-- START OF Material supplied --

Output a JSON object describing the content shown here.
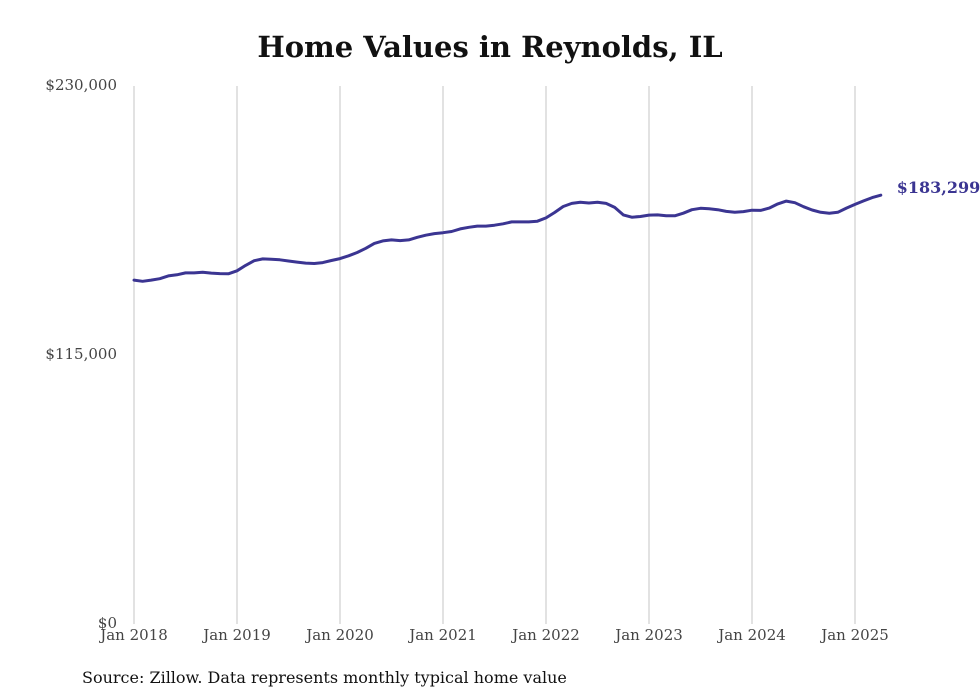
{
  "chart_data": {
    "type": "line",
    "title": "Home Values in Reynolds, IL",
    "source": "Source: Zillow. Data represents monthly typical home value",
    "ylim": [
      0,
      230000
    ],
    "yticks": [
      {
        "value": 0,
        "label": "$0"
      },
      {
        "value": 115000,
        "label": "$115,000"
      },
      {
        "value": 230000,
        "label": "$230,000"
      }
    ],
    "xticks": [
      {
        "date": "2018-01",
        "label": "Jan 2018"
      },
      {
        "date": "2019-01",
        "label": "Jan 2019"
      },
      {
        "date": "2020-01",
        "label": "Jan 2020"
      },
      {
        "date": "2021-01",
        "label": "Jan 2021"
      },
      {
        "date": "2022-01",
        "label": "Jan 2022"
      },
      {
        "date": "2023-01",
        "label": "Jan 2023"
      },
      {
        "date": "2024-01",
        "label": "Jan 2024"
      },
      {
        "date": "2025-01",
        "label": "Jan 2025"
      }
    ],
    "grid": "vertical",
    "series": [
      {
        "color": "#3b3592",
        "end_label": "$183,299",
        "points": [
          [
            "2018-01",
            147000
          ],
          [
            "2018-02",
            146500
          ],
          [
            "2018-03",
            147000
          ],
          [
            "2018-04",
            147600
          ],
          [
            "2018-05",
            148800
          ],
          [
            "2018-06",
            149300
          ],
          [
            "2018-07",
            150100
          ],
          [
            "2018-08",
            150100
          ],
          [
            "2018-09",
            150400
          ],
          [
            "2018-10",
            150000
          ],
          [
            "2018-11",
            149800
          ],
          [
            "2018-12",
            149700
          ],
          [
            "2019-01",
            151000
          ],
          [
            "2019-02",
            153300
          ],
          [
            "2019-03",
            155300
          ],
          [
            "2019-04",
            156100
          ],
          [
            "2019-05",
            155900
          ],
          [
            "2019-06",
            155700
          ],
          [
            "2019-07",
            155200
          ],
          [
            "2019-08",
            154700
          ],
          [
            "2019-09",
            154300
          ],
          [
            "2019-10",
            154100
          ],
          [
            "2019-11",
            154500
          ],
          [
            "2019-12",
            155400
          ],
          [
            "2020-01",
            156200
          ],
          [
            "2020-02",
            157400
          ],
          [
            "2020-03",
            158800
          ],
          [
            "2020-04",
            160600
          ],
          [
            "2020-05",
            162700
          ],
          [
            "2020-06",
            163800
          ],
          [
            "2020-07",
            164200
          ],
          [
            "2020-08",
            163900
          ],
          [
            "2020-09",
            164200
          ],
          [
            "2020-10",
            165300
          ],
          [
            "2020-11",
            166200
          ],
          [
            "2020-12",
            166900
          ],
          [
            "2021-01",
            167300
          ],
          [
            "2021-02",
            167800
          ],
          [
            "2021-03",
            168900
          ],
          [
            "2021-04",
            169600
          ],
          [
            "2021-05",
            170100
          ],
          [
            "2021-06",
            170100
          ],
          [
            "2021-07",
            170500
          ],
          [
            "2021-08",
            171100
          ],
          [
            "2021-09",
            171900
          ],
          [
            "2021-10",
            171900
          ],
          [
            "2021-11",
            171900
          ],
          [
            "2021-12",
            172200
          ],
          [
            "2022-01",
            173600
          ],
          [
            "2022-02",
            175900
          ],
          [
            "2022-03",
            178500
          ],
          [
            "2022-04",
            179800
          ],
          [
            "2022-05",
            180300
          ],
          [
            "2022-06",
            180000
          ],
          [
            "2022-07",
            180300
          ],
          [
            "2022-08",
            179800
          ],
          [
            "2022-09",
            178100
          ],
          [
            "2022-10",
            174900
          ],
          [
            "2022-11",
            173900
          ],
          [
            "2022-12",
            174200
          ],
          [
            "2023-01",
            174800
          ],
          [
            "2023-02",
            174900
          ],
          [
            "2023-03",
            174500
          ],
          [
            "2023-04",
            174500
          ],
          [
            "2023-05",
            175600
          ],
          [
            "2023-06",
            177100
          ],
          [
            "2023-07",
            177700
          ],
          [
            "2023-08",
            177500
          ],
          [
            "2023-09",
            177100
          ],
          [
            "2023-10",
            176400
          ],
          [
            "2023-11",
            176000
          ],
          [
            "2023-12",
            176300
          ],
          [
            "2024-01",
            176900
          ],
          [
            "2024-02",
            176800
          ],
          [
            "2024-03",
            177800
          ],
          [
            "2024-04",
            179600
          ],
          [
            "2024-05",
            180800
          ],
          [
            "2024-06",
            180100
          ],
          [
            "2024-07",
            178400
          ],
          [
            "2024-08",
            177000
          ],
          [
            "2024-09",
            176000
          ],
          [
            "2024-10",
            175600
          ],
          [
            "2024-11",
            176000
          ],
          [
            "2024-12",
            177800
          ],
          [
            "2025-01",
            179400
          ],
          [
            "2025-02",
            180900
          ],
          [
            "2025-03",
            182300
          ],
          [
            "2025-04",
            183299
          ]
        ]
      }
    ]
  }
}
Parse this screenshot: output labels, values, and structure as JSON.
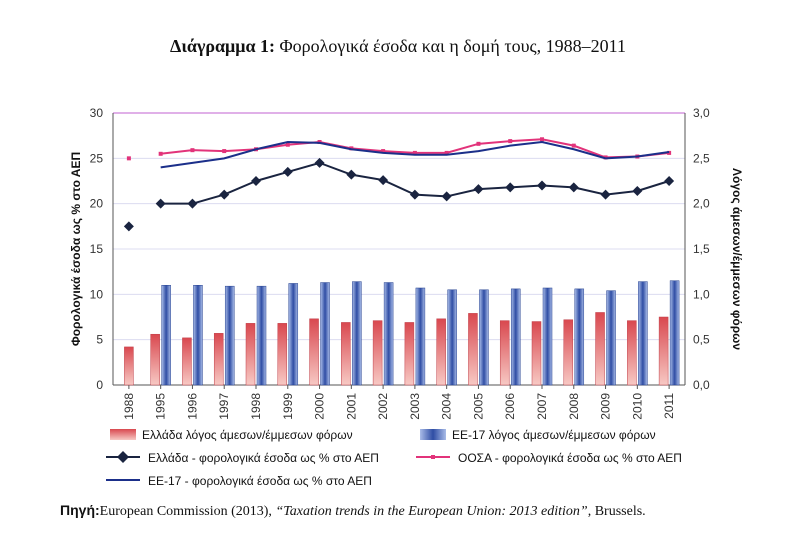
{
  "title": {
    "label": "Διάγραμμα 1:",
    "text": "Φορολογικά έσοδα και η δομή τους, 1988–2011"
  },
  "source": {
    "label": "Πηγή:",
    "pre": "European Commission (2013), ",
    "ref": "“Taxation trends in the European Union: 2013 edition”",
    "post": ", Brussels."
  },
  "colors": {
    "greece_bar": "#e0636a",
    "eu_bar": "#3f5fb0",
    "greece_line": "#1a2440",
    "oecd_line": "#e2337a",
    "eu_line": "#1b2f8a",
    "grid_top": "#c060d0",
    "grid": "#dcdcf0"
  },
  "chart_data": {
    "type": "bar+line",
    "categories": [
      "1988",
      "1995",
      "1996",
      "1997",
      "1998",
      "1999",
      "2000",
      "2001",
      "2002",
      "2003",
      "2004",
      "2005",
      "2006",
      "2007",
      "2008",
      "2009",
      "2010",
      "2011"
    ],
    "ylabel_left": "Φορολογικά έσοδα ως % στο ΑΕΠ",
    "ylabel_right": "Λόγος άμεσων/έμμεσων φόρων",
    "ylim_left": [
      0,
      30
    ],
    "yticks_left": [
      "0",
      "5",
      "10",
      "15",
      "20",
      "25",
      "30"
    ],
    "ylim_right": [
      0,
      3
    ],
    "yticks_right": [
      "0,0",
      "0,5",
      "1,0",
      "1,5",
      "2,0",
      "2,5",
      "3,0"
    ],
    "grid": true,
    "legend_position": "bottom",
    "series": [
      {
        "name": "Ελλάδα λόγος άμεσων/έμμεσων φόρων",
        "kind": "bar",
        "axis": "right",
        "color": "#e0636a",
        "values": [
          0.42,
          0.56,
          0.52,
          0.57,
          0.68,
          0.68,
          0.73,
          0.69,
          0.71,
          0.69,
          0.73,
          0.79,
          0.71,
          0.7,
          0.72,
          0.8,
          0.71,
          0.75
        ]
      },
      {
        "name": "ΕΕ-17 λόγος άμεσων/έμμεσων φόρων",
        "kind": "bar",
        "axis": "right",
        "color": "#3f5fb0",
        "values": [
          null,
          1.1,
          1.1,
          1.09,
          1.09,
          1.12,
          1.13,
          1.14,
          1.13,
          1.07,
          1.05,
          1.05,
          1.06,
          1.07,
          1.06,
          1.04,
          1.14,
          1.15
        ]
      },
      {
        "name": "Ελλάδα - φορολογικά έσοδα ως % στο ΑΕΠ",
        "kind": "line",
        "marker": "diamond",
        "axis": "left",
        "color": "#1a2440",
        "values": [
          17.5,
          20.0,
          20.0,
          21.0,
          22.5,
          23.5,
          24.5,
          23.2,
          22.6,
          21.0,
          20.8,
          21.6,
          21.8,
          22.0,
          21.8,
          21.0,
          21.4,
          22.5
        ]
      },
      {
        "name": "ΟΟΣΑ - φορολογικά έσοδα ως % στο ΑΕΠ",
        "kind": "line",
        "marker": "dot",
        "axis": "left",
        "color": "#e2337a",
        "values": [
          25.0,
          25.5,
          25.9,
          25.8,
          26.0,
          26.5,
          26.8,
          26.1,
          25.8,
          25.6,
          25.6,
          26.6,
          26.9,
          27.1,
          26.4,
          25.1,
          25.2,
          25.6
        ]
      },
      {
        "name": "ΕΕ-17 - φορολογικά έσοδα ως % στο ΑΕΠ",
        "kind": "line",
        "marker": "none",
        "axis": "left",
        "color": "#1b2f8a",
        "values": [
          null,
          24.0,
          24.5,
          25.0,
          26.0,
          26.8,
          26.7,
          26.0,
          25.6,
          25.4,
          25.4,
          25.8,
          26.4,
          26.8,
          26.0,
          25.0,
          25.2,
          25.7
        ]
      }
    ]
  }
}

-- END OF Material supplied --

# Short task:
Copy down every line of the entries containing the word "European".

# Problem solution:
    "pre": "European Commission (2013), ",
    "ref": "“Taxation trends in the European Union: 2013 edition”",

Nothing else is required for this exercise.